Supplied passage:

+---+

Snow is falling snow on snow here at Pratt Institute, where my classes have finished and I’m impatient to not be here but rather at home working on the plethora of projects that taunt me constantly with their charms. Will there ever be a life that consists solely of working on projects? I think of Peter-in-Mexico’s statement that he is not “a real writer.” What does it mean, indeed, to be “a real writer?” Shouldn’t it be that writing is pretty much all what one is obliged to do? It’s not that I mind my obligations… so much… but I can’t help but wonder what a life would be like devoted entirely to the realization of one’s poesis and techné. One manages to do an awful lot interstitially, but maybe not quite enough to completely form what one dreams of forming. “One.” Well, I mean me. It could be a kind of problem with my internal pacing. If I were only more deliberative and less generative, I could fully realize fewer visions better, but I suppose one can’t wish to be what one is just not. I mean me.
Even if I can’t be fulltime at the business of making stuff, I can still rejoice a little at the lovely pleasure of being surrounded by inventive and brilliant peers, whose very existence and productions serve to make being here on this planet and in this city exciting. There are so many good reasons to be a poet, but one of the best, for me, is the privilege of the company of other poets. How stimulating they are! How pensive! How intricate! And what is more fun than to attend a book party in the middle of the Fabric District, already a kind of heaven for me, celebrating three luminescent stars in the poetry firmament?
The party to which I’m referring was held last Monday upstairs from a Chinese restaurant called Chef Yu, and celebrated new books by Tan Lin, Kim Rosenfield, and Mónica de la Torre. I only had enough money to buy Kim’s and Monica’s books (although I later found out Gary already had the latter in his possession, so it turns out I could have bought at least one of the two Tan was selling, alas), so these are the two I will discuss on this snowy afternoon:
re: evolution Kim Rosenfield Les Figues
Public Domain Mónica de la Torre Roof Books
I should stress that I adore Tan’s writing, have read both Lotion Bullwhip Giraffe and Blipsoak engagedly (as to the latter, even though I personally have no desire to create poems that are remotely ambient, I think it’s an interesting notion), and FULLY INTEND to purchase his two new books in the near future.
Physically, Kim’s and Mónica’s books are quite different. Mónica’s has a big, light yellow sans-serif title, and also the signature size and glossiness of a Roof book, its cover showing “film strips” of a painting? a photo? moving from, to me, right to left, beginning with an image in color of a person walking down the street about to be engulfed in a cloud, and as the images move towards the left the more the color desaturates and the cloud engulfs. Kim’s book, from the front, anyway, has the Frenchified simplicity for which les figues design is known… it is narrow and rectangular, dark gray with delicate text in a bright turquoise double bordered by two frames, one thick, the other not. On the reverse side, no blurbs, thank goddesses, but a manipulated photo plus drawing of very disorienting and disordered architecture (just the way I like it).

+---+

Dataset extract:
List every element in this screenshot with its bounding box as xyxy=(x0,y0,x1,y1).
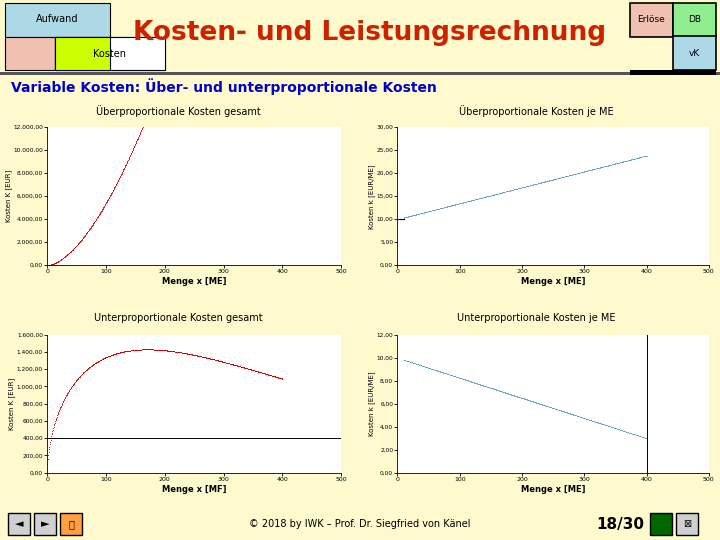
Bar xyxy=(60,513,82,535)
Bar xyxy=(55,37,165,70)
Y-axis label: Kosten k [EUR/ME]: Kosten k [EUR/ME] xyxy=(369,372,375,436)
Bar xyxy=(5,37,55,70)
Bar xyxy=(676,513,698,535)
Bar xyxy=(673,3,716,37)
Bar xyxy=(630,70,716,75)
Text: Überproportionale Kosten je ME: Überproportionale Kosten je ME xyxy=(459,105,613,117)
Text: Unterproportionale Kosten je ME: Unterproportionale Kosten je ME xyxy=(456,313,616,322)
Bar xyxy=(55,37,110,70)
Bar xyxy=(650,513,672,535)
Text: 18/30: 18/30 xyxy=(596,516,644,531)
X-axis label: Menge x [MF]: Menge x [MF] xyxy=(162,485,226,494)
Text: 🏠: 🏠 xyxy=(68,519,74,529)
Text: Unterproportionale Kosten gesamt: Unterproportionale Kosten gesamt xyxy=(94,313,262,322)
Text: ⊠: ⊠ xyxy=(683,519,691,529)
Bar xyxy=(673,36,716,70)
Bar xyxy=(8,513,30,535)
Text: DB: DB xyxy=(688,16,701,24)
Text: Kosten: Kosten xyxy=(94,49,127,59)
X-axis label: Menge x [ME]: Menge x [ME] xyxy=(162,277,226,286)
X-axis label: Menge x [ME]: Menge x [ME] xyxy=(521,485,585,494)
Bar xyxy=(34,513,56,535)
Bar xyxy=(0,72,720,75)
Bar xyxy=(55,37,110,70)
Text: © 2018 by IWK – Prof. Dr. Siegfried von Känel: © 2018 by IWK – Prof. Dr. Siegfried von … xyxy=(249,519,471,529)
Text: Erlöse: Erlöse xyxy=(638,16,665,24)
Text: vK: vK xyxy=(689,49,700,57)
Text: ◄: ◄ xyxy=(14,519,23,529)
Text: ►: ► xyxy=(41,519,49,529)
Y-axis label: Kosten K [EUR]: Kosten K [EUR] xyxy=(5,170,12,222)
Text: Aufwand: Aufwand xyxy=(36,14,78,24)
Text: Variable Kosten: Über- und unterproportionale Kosten: Variable Kosten: Über- und unterproporti… xyxy=(11,79,436,96)
Bar xyxy=(630,3,673,37)
Y-axis label: Kosten K [EUR]: Kosten K [EUR] xyxy=(9,377,15,430)
Bar xyxy=(110,37,165,70)
Y-axis label: Kosten k [EUR/ME]: Kosten k [EUR/ME] xyxy=(368,164,375,228)
Text: Kosten- und Leistungsrechnung: Kosten- und Leistungsrechnung xyxy=(133,20,606,46)
Text: Überproportionale Kosten gesamt: Überproportionale Kosten gesamt xyxy=(96,105,261,117)
Bar xyxy=(5,3,110,37)
X-axis label: Menge x [ME]: Menge x [ME] xyxy=(521,277,585,286)
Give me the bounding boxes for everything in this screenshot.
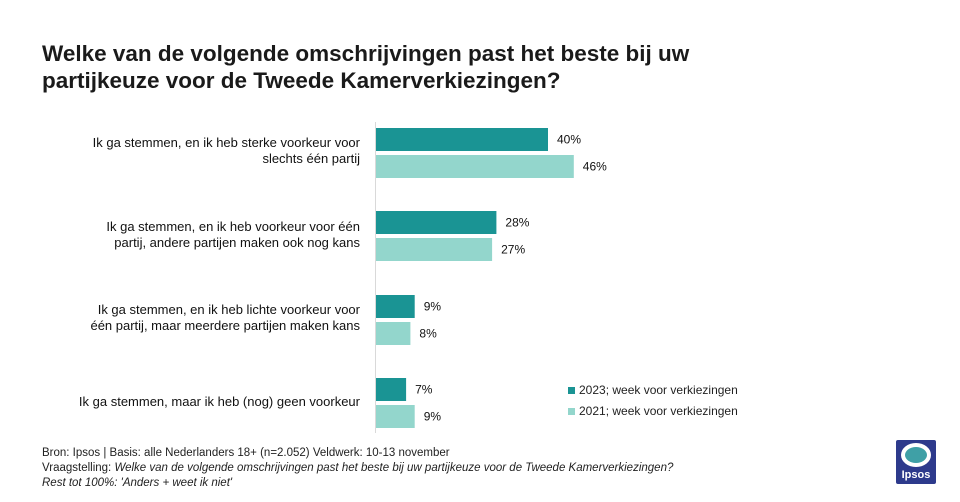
footer-question-text: Welke van de volgende omschrijvingen pas… xyxy=(114,462,674,474)
footer-source: Bron: Ipsos | Basis: alle Nederlanders 1… xyxy=(42,447,450,459)
footer-rest-text: Rest tot 100%: 'Anders + weet ik niet' xyxy=(42,477,233,489)
category-label-3-line-1: Ik ga stemmen, en ik heb lichte voorkeur… xyxy=(97,302,360,317)
legend-label-2021: 2021; week voor verkiezingen xyxy=(579,404,738,418)
logo-inner-shape xyxy=(905,447,927,463)
bar-2021-3 xyxy=(376,322,411,345)
bar-2021-4 xyxy=(376,405,415,428)
category-label-3-line-2: één partij, maar meerdere partijen maken… xyxy=(90,318,360,333)
legend-item-2021: 2021; week voor verkiezingen xyxy=(568,404,738,418)
chart-title: Welke van de volgende omschrijvingen pas… xyxy=(42,40,902,94)
logo-text: Ipsos xyxy=(901,469,931,481)
data-label-2023-1: 40% xyxy=(557,133,581,147)
category-label-4-line-1: Ik ga stemmen, maar ik heb (nog) geen vo… xyxy=(78,394,360,409)
data-label-2021-3: 8% xyxy=(419,327,437,341)
ipsos-logo: Ipsos xyxy=(896,440,936,484)
legend-label-2023: 2023; week voor verkiezingen xyxy=(579,383,738,397)
footer-rest-note: Rest tot 100%: 'Anders + weet ik niet' xyxy=(42,476,232,491)
data-label-2023-4: 7% xyxy=(415,383,433,397)
category-label-2-line-1: Ik ga stemmen, en ik heb voorkeur voor é… xyxy=(106,219,360,234)
bar-2021-1 xyxy=(376,155,574,178)
category-label-1-line-1: Ik ga stemmen, en ik heb sterke voorkeur… xyxy=(92,135,360,150)
data-label-2023-3: 9% xyxy=(424,300,442,314)
title-line-1: Welke van de volgende omschrijvingen pas… xyxy=(42,41,690,66)
bar-2023-2 xyxy=(376,211,497,234)
legend-item-2023: 2023; week voor verkiezingen xyxy=(568,383,738,397)
bar-2021-2 xyxy=(376,238,493,261)
category-label-4: Ik ga stemmen, maar ik heb (nog) geen vo… xyxy=(30,394,360,410)
footer-question: Vraagstelling: Welke van de volgende oms… xyxy=(42,461,673,476)
category-label-1: Ik ga stemmen, en ik heb sterke voorkeur… xyxy=(30,135,360,167)
bar-2023-4 xyxy=(376,378,407,401)
data-label-2021-2: 27% xyxy=(501,243,525,257)
legend-swatch-2021 xyxy=(568,407,575,415)
footer-question-prefix: Vraagstelling: xyxy=(42,462,115,474)
bar-2023-1 xyxy=(376,128,548,151)
data-label-2021-4: 9% xyxy=(424,410,442,424)
legend-swatch-2023 xyxy=(568,386,575,394)
category-label-3: Ik ga stemmen, en ik heb lichte voorkeur… xyxy=(30,302,360,334)
category-label-2: Ik ga stemmen, en ik heb voorkeur voor é… xyxy=(30,219,360,251)
bar-2023-3 xyxy=(376,295,415,318)
data-label-2021-1: 46% xyxy=(583,160,607,174)
category-label-2-line-2: partij, andere partijen maken ook nog ka… xyxy=(114,235,360,250)
title-line-2: partijkeuze voor de Tweede Kamerverkiezi… xyxy=(42,68,561,93)
category-label-1-line-2: slechts één partij xyxy=(262,151,360,166)
category-axis-line xyxy=(375,122,376,433)
data-label-2023-2: 28% xyxy=(505,216,529,230)
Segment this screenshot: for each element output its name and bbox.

+---+

Exercise tasks:
1. In the book-party passage, where was the party held?
2. Name every book title that appears in the book-party passage.
3. Proceed with the book-party passage, starting after its final sentence.
The material plays no part in this work.

Answer list:
1. Upstairs from a Chinese restaurant called Chef Yu.

2.
re: evolution
Public Domain
Lotion Bullwhip Giraffe
Blipsoak

3.
The covers and design qualities of the books speak to their content. Mónica’s is in a way a friendlier book, a bit broader in its humor and perhaps more easily entered for the uninitiated. Kim’s is more blatantly intellectual, a little subtler and harder to characterize. Still, both books are notable for a kind of lightheartedness, especially in approach to materials. And this lightheartedness, interestingly, pervades despite the profundity of the themes each book addresses. In Kim’s case, those themes are evolution, gender, and science (particularly evolutionary science) as it interacts with art. In Mónica’s case, the overriding theme is identity, although there are several sub-themes such as linguistic identity, obsession, war, music, and names.
Kim’s book is bracketed by essays on the work: an introduction by Sianne Ngai, and (count ‘em) two afterwords, one an “analysis” and the other a “research paper,” all of which lend a fascinated validity to the slippery text. I have heard Kim read from this work a few times now, and I must say that I love what her performance brings to the work, as bits are sung (and the text is scored for that), and other bits are deliberately hesitated through, or read with great aplomb. Reading the book inside my head feels a little different, a little colder, but there is something I like about that coolness. It’s what Sianne refers to when she writes in the (gorgeous) introduction that, “nothing could be less like a Joseph Cornell box than a poem by Kim Rosenfield,” or when she describes this writing as (citing Laura Mulvery) being “anti-fetishistic.” (Again, this, like “ambient poetics,” is not necessarily a quality I strive for in my own work, but it interests me, particularly insofar as it refuses both preciousness and a too-heavy signifying.) I’m not sure I want to surround re:evolution with much more commentary, especially given that so much of it is so thoughtfully (much more so than I can accommodate in a blogspace, especially in a post composed on a snowy day after finals at work) part of the book’s actual “theoretical surround,” but I would like to quote a couple of my favorite passages, which are naturally some of the most hilarious. They are de (re) contextualized, but then so is everything else in this collaged book, so I hope that won’t matter too much. This one had me screaming “eww!” at her recent reading at the BPC:
I saw some spittle, the most disgusting that I had ever seen and I had to put my tongue and lips upon it. The act was so nauseating that I could not control myself and my heart beat so violently that I thought it would burst every vein in me and that I would vomit blood. I continued doing that as long as my heart revolted, and it was rather long.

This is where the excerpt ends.